Reproduce this listing in full.

RECORD EXCERPTS:
========================================
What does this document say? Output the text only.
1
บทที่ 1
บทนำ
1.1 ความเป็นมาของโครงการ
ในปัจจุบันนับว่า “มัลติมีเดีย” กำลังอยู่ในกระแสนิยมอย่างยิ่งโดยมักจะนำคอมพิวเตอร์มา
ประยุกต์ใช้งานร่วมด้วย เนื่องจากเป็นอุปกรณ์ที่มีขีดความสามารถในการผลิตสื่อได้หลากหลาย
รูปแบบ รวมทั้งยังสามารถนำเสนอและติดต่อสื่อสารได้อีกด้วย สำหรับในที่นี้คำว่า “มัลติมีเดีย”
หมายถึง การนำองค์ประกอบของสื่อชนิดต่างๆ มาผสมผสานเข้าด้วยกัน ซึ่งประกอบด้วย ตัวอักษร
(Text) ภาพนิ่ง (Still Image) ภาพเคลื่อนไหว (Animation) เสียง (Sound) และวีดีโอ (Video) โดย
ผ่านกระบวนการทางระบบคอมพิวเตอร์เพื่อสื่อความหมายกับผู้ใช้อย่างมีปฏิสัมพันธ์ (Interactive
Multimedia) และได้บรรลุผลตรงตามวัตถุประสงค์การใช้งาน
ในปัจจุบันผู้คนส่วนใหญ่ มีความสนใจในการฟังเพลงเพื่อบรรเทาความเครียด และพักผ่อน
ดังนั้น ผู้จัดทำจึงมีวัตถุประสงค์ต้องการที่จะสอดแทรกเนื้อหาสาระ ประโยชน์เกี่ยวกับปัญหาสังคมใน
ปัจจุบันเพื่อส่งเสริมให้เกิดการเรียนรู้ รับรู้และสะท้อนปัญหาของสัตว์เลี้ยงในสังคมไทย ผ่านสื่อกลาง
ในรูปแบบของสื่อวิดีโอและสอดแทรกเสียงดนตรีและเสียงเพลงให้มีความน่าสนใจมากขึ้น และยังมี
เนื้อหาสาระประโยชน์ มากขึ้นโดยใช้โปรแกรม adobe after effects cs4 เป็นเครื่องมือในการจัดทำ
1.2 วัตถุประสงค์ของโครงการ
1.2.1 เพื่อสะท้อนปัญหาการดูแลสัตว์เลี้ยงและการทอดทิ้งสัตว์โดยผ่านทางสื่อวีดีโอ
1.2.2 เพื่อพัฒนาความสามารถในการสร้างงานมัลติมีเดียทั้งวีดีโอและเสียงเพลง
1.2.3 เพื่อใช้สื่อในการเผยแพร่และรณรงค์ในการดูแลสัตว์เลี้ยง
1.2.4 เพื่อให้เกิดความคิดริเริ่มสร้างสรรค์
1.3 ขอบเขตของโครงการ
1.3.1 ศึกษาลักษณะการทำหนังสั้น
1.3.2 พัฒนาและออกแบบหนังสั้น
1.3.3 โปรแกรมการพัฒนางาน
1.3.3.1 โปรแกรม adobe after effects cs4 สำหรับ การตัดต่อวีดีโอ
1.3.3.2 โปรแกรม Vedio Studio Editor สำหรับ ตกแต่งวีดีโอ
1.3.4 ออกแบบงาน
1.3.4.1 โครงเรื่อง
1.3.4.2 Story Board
========================================
CORRECT RESULT:
What does this document say? Output the text only.
1
บทที่ 1
บทนำ
1.1 ความเป็นมาของโครงการ
ในปัจจุบันนับว่า “มัลติมีเดีย” กำลังอยู่ในกระแสนิยมอย่างยิ่งโดยมักจะนำคอมพิวเตอร์มา
ประยุกต์ใช้งานร่วมด้วย เนื่องจากเป็นอุปกรณ์ที่มีขีดความสามารถในการผลิตสื่อได้หลากหลาย
รูปแบบ รวมทั้งยังสามารถนำเสนอและติดต่อสื่อสารได้อีกด้วย สำหรับในที่นี้คำว่า “มัลติมีเดีย”
หมายถึง การนำองค์ประกอบของสื่อชนิดต่างๆ มาผสมผสานเข้าด้วยกัน ซึ่งประกอบด้วย ตัวอักษร
(Text) ภาพนิ่ง (Still Image) ภาพเคลื่อนไหว (Animation) เสียง (Sound) และวีดีโอ (Video) โดย
ผ่านกระบวนการทางระบบคอมพิวเตอร์เพื่อสื่อความหมายกับผู้ใช้อย่างมีปฏิสัมพันธ์ (Interactive
Multimedia) และได้บรรลุผลตรงตามวัตถุประสงค์การใช้งาน
ในปัจจุบันผู้คนส่วนใหญ่ มีความสนใจในการฟังเพลงเพื่อบรรเทาความเครียด และพักผ่อน
ดังนั้น ผู้จัดทำจึงมีวัตถุประสงค์ต้องการที่จะสอดแทรกเนื้อหาสาระ ประโยชน์เกี่ยวกับปัญหาสังคมใน
ปัจจุบันเพื่อส่งเสริมให้เกิดการเรียนรู้ รับรู้และสะท้อนปัญหาของสัตว์เลี้ยงในสังคมไทย ผ่านสื่อกลาง
ในรูปแบบของสื่อวิดีโอและสอดแทรกเสียงดนตรีและเสียงเพลงให้มีความน่าสนใจมากขึ้น และยังมี
เนื้อหาสาระประโยชน์ มากขึ้นโดยใช้โปรแกรม adobe after effects cs4 เป็นเครื่องมือในการจัดทำ
1.2 วัตถุประสงค์ของโครงการ
1.2.1 เพื่อสะท้อนปัญหาการดูแลสัตว์เลี้ยงและการทอดทิ้งสัตว์โดยผ่านทางสื่อวีดีโอ
1.2.2 เพื่อพัฒนาความสามารถในการสร้างงานมัลติมีเดียทั้งวีดีโอและเสียงเพลง
1.2.3 เพื่อใช้สื่อในการเผยแพร่และรณรงค์ในการดูแลสัตว์เลี้ยง
1.2.4 เพื่อให้เกิดความคิดริเริ่มสร้างสรรค์
1.3 ขอบเขตของโครงการ
1.3.1 ศึกษาลักษณะการทำหนังสั้น
1.3.2 พัฒนาและออกแบบหนังสั้น
1.3.3 โปรแกรมการพัฒนางาน
1.3.3.1 โปรแกรม adobe after effects cs4 สำหรับ การตัดต่อวีดีโอ
1.3.3.2 โปรแกรม Vedio Studio Editor สำหรับ ตกแต่งวีดีโอ
1.3.4 ออกแบบงาน
1.3.4.1 โครงเรื่อง
1.3.4.2 Story Board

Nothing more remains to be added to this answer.